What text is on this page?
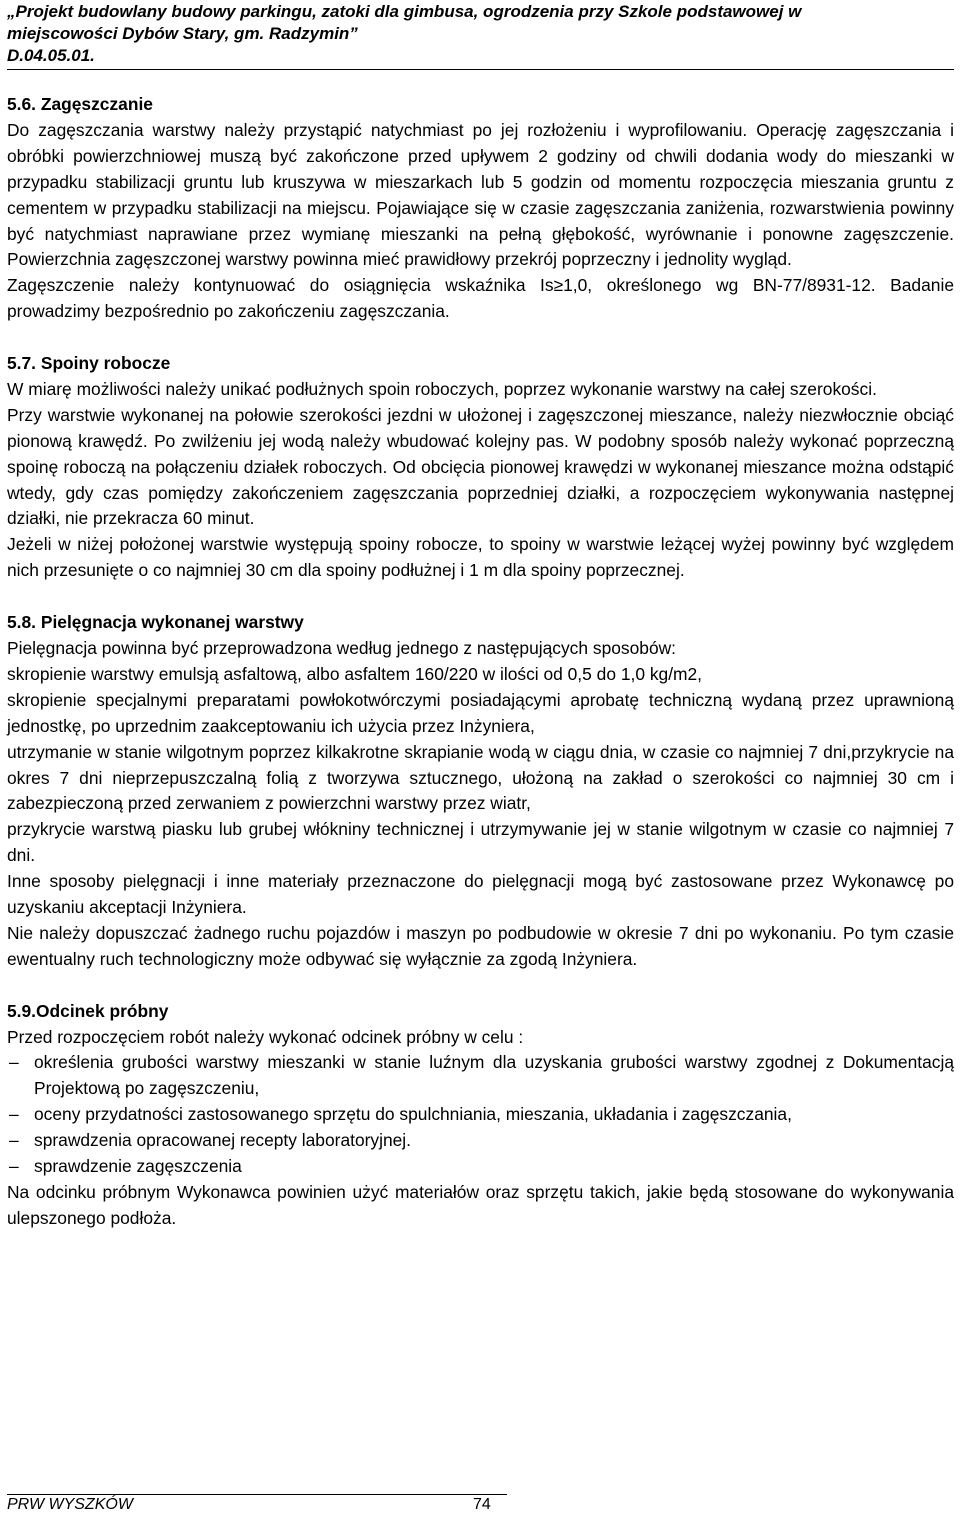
„Projekt budowlany budowy parkingu, zatoki dla gimbusa, ogrodzenia przy Szkole podstawowej w
miejscowości Dybów Stary, gm. Radzymin”
D.04.05.01.
5.6. Zagęszczanie

Do zagęszczania warstwy należy przystąpić natychmiast po jej rozłożeniu i wyprofilowaniu. Operację zagęszczania i obróbki powierzchniowej muszą być zakończone przed upływem 2 godziny od chwili dodania wody do mieszanki w przypadku stabilizacji gruntu lub kruszywa w mieszarkach lub 5 godzin od momentu rozpoczęcia mieszania gruntu z cementem w przypadku stabilizacji na miejscu. Pojawiające się w czasie zagęszczania zaniżenia, rozwarstwienia powinny być natychmiast naprawiane przez wymianę mieszanki na pełną głębokość, wyrównanie i ponowne zagęszczenie. Powierzchnia zagęszczonej warstwy powinna mieć prawidłowy przekrój poprzeczny i jednolity wygląd.

Zagęszczenie należy kontynuować do osiągnięcia wskaźnika Is≥1,0, określonego wg BN-77/8931-12. Badanie prowadzimy bezpośrednio po zakończeniu zagęszczania.

5.7. Spoiny robocze

W miarę możliwości należy unikać podłużnych spoin roboczych, poprzez wykonanie warstwy na całej szerokości.

Przy warstwie wykonanej na połowie szerokości jezdni w ułożonej i zagęszczonej mieszance, należy niezwłocznie obciąć pionową krawędź. Po zwilżeniu jej wodą należy wbudować kolejny pas. W podobny sposób należy wykonać poprzeczną spoinę roboczą na połączeniu działek roboczych. Od obcięcia pionowej krawędzi w wykonanej mieszance można odstąpić wtedy, gdy czas pomiędzy zakończeniem zagęszczania poprzedniej działki, a rozpoczęciem wykonywania następnej działki, nie przekracza 60 minut.

Jeżeli w niżej położonej warstwie występują spoiny robocze, to spoiny w warstwie leżącej wyżej powinny być względem nich przesunięte o co najmniej 30 cm dla spoiny podłużnej i 1 m dla spoiny poprzecznej.

5.8. Pielęgnacja wykonanej warstwy

Pielęgnacja powinna być przeprowadzona według jednego z następujących sposobów:

skropienie warstwy emulsją asfaltową, albo asfaltem 160/220 w ilości od 0,5 do 1,0 kg/m2,

skropienie specjalnymi preparatami powłokotwórczymi posiadającymi aprobatę techniczną wydaną przez uprawnioną jednostkę, po uprzednim zaakceptowaniu ich użycia przez Inżyniera,

utrzymanie w stanie wilgotnym poprzez kilkakrotne skrapianie wodą w ciągu dnia, w czasie co najmniej 7 dni,przykrycie na okres 7 dni nieprzepuszczalną folią z tworzywa sztucznego, ułożoną na zakład o szerokości co najmniej 30 cm i zabezpieczoną przed zerwaniem z powierzchni warstwy przez wiatr,

przykrycie warstwą piasku lub grubej włókniny technicznej i utrzymywanie jej w stanie wilgotnym w czasie co najmniej 7 dni.

Inne sposoby pielęgnacji i inne materiały przeznaczone do pielęgnacji mogą być zastosowane przez Wykonawcę po uzyskaniu akceptacji Inżyniera.

Nie należy dopuszczać żadnego ruchu pojazdów i maszyn po podbudowie w okresie 7 dni po wykonaniu. Po tym czasie ewentualny ruch technologiczny może odbywać się wyłącznie za zgodą Inżyniera.

5.9.Odcinek próbny

Przed rozpoczęciem robót należy wykonać odcinek próbny w celu :

– określenia grubości warstwy mieszanki w stanie luźnym dla uzyskania grubości warstwy zgodnej z Dokumentacją Projektową po zagęszczeniu,
– oceny przydatności zastosowanego sprzętu do spulchniania, mieszania, układania i zagęszczania,
– sprawdzenia opracowanej recepty laboratoryjnej.
– sprawdzenie zagęszczenia

Na odcinku próbnym Wykonawca powinien użyć materiałów oraz sprzętu takich, jakie będą stosowane do wykonywania ulepszonego podłoża.

PRW WYSZKÓW	74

● ● ● ●

▶ **Task objective**: Make an exact copy of the data, leaving its pictures out.

▶ **Task response**:
What text is on this page?
„Projekt budowlany budowy parkingu, zatoki dla gimbusa, ogrodzenia przy Szkole podstawowej w
miejscowości Dybów Stary, gm. Radzymin”
D.04.05.01.
5.6. Zagęszczanie

Do zagęszczania warstwy należy przystąpić natychmiast po jej rozłożeniu i wyprofilowaniu. Operację zagęszczania i obróbki powierzchniowej muszą być zakończone przed upływem 2 godziny od chwili dodania wody do mieszanki w przypadku stabilizacji gruntu lub kruszywa w mieszarkach lub 5 godzin od momentu rozpoczęcia mieszania gruntu z cementem w przypadku stabilizacji na miejscu. Pojawiające się w czasie zagęszczania zaniżenia, rozwarstwienia powinny być natychmiast naprawiane przez wymianę mieszanki na pełną głębokość, wyrównanie i ponowne zagęszczenie. Powierzchnia zagęszczonej warstwy powinna mieć prawidłowy przekrój poprzeczny i jednolity wygląd.

Zagęszczenie należy kontynuować do osiągnięcia wskaźnika Is≥1,0, określonego wg BN-77/8931-12. Badanie prowadzimy bezpośrednio po zakończeniu zagęszczania.

5.7. Spoiny robocze

W miarę możliwości należy unikać podłużnych spoin roboczych, poprzez wykonanie warstwy na całej szerokości.

Przy warstwie wykonanej na połowie szerokości jezdni w ułożonej i zagęszczonej mieszance, należy niezwłocznie obciąć pionową krawędź. Po zwilżeniu jej wodą należy wbudować kolejny pas. W podobny sposób należy wykonać poprzeczną spoinę roboczą na połączeniu działek roboczych. Od obcięcia pionowej krawędzi w wykonanej mieszance można odstąpić wtedy, gdy czas pomiędzy zakończeniem zagęszczania poprzedniej działki, a rozpoczęciem wykonywania następnej działki, nie przekracza 60 minut.

Jeżeli w niżej położonej warstwie występują spoiny robocze, to spoiny w warstwie leżącej wyżej powinny być względem nich przesunięte o co najmniej 30 cm dla spoiny podłużnej i 1 m dla spoiny poprzecznej.

5.8. Pielęgnacja wykonanej warstwy

Pielęgnacja powinna być przeprowadzona według jednego z następujących sposobów:

skropienie warstwy emulsją asfaltową, albo asfaltem 160/220 w ilości od 0,5 do 1,0 kg/m2,

skropienie specjalnymi preparatami powłokotwórczymi posiadającymi aprobatę techniczną wydaną przez uprawnioną jednostkę, po uprzednim zaakceptowaniu ich użycia przez Inżyniera,

utrzymanie w stanie wilgotnym poprzez kilkakrotne skrapianie wodą w ciągu dnia, w czasie co najmniej 7 dni,przykrycie na okres 7 dni nieprzepuszczalną folią z tworzywa sztucznego, ułożoną na zakład o szerokości co najmniej 30 cm i zabezpieczoną przed zerwaniem z powierzchni warstwy przez wiatr,

przykrycie warstwą piasku lub grubej włókniny technicznej i utrzymywanie jej w stanie wilgotnym w czasie co najmniej 7 dni.

Inne sposoby pielęgnacji i inne materiały przeznaczone do pielęgnacji mogą być zastosowane przez Wykonawcę po uzyskaniu akceptacji Inżyniera.

Nie należy dopuszczać żadnego ruchu pojazdów i maszyn po podbudowie w okresie 7 dni po wykonaniu. Po tym czasie ewentualny ruch technologiczny może odbywać się wyłącznie za zgodą Inżyniera.

5.9.Odcinek próbny

Przed rozpoczęciem robót należy wykonać odcinek próbny w celu :

– określenia grubości warstwy mieszanki w stanie luźnym dla uzyskania grubości warstwy zgodnej z Dokumentacją Projektową po zagęszczeniu,
– oceny przydatności zastosowanego sprzętu do spulchniania, mieszania, układania i zagęszczania,
– sprawdzenia opracowanej recepty laboratoryjnej.
– sprawdzenie zagęszczenia

Na odcinku próbnym Wykonawca powinien użyć materiałów oraz sprzętu takich, jakie będą stosowane do wykonywania ulepszonego podłoża.

PRW WYSZKÓW	74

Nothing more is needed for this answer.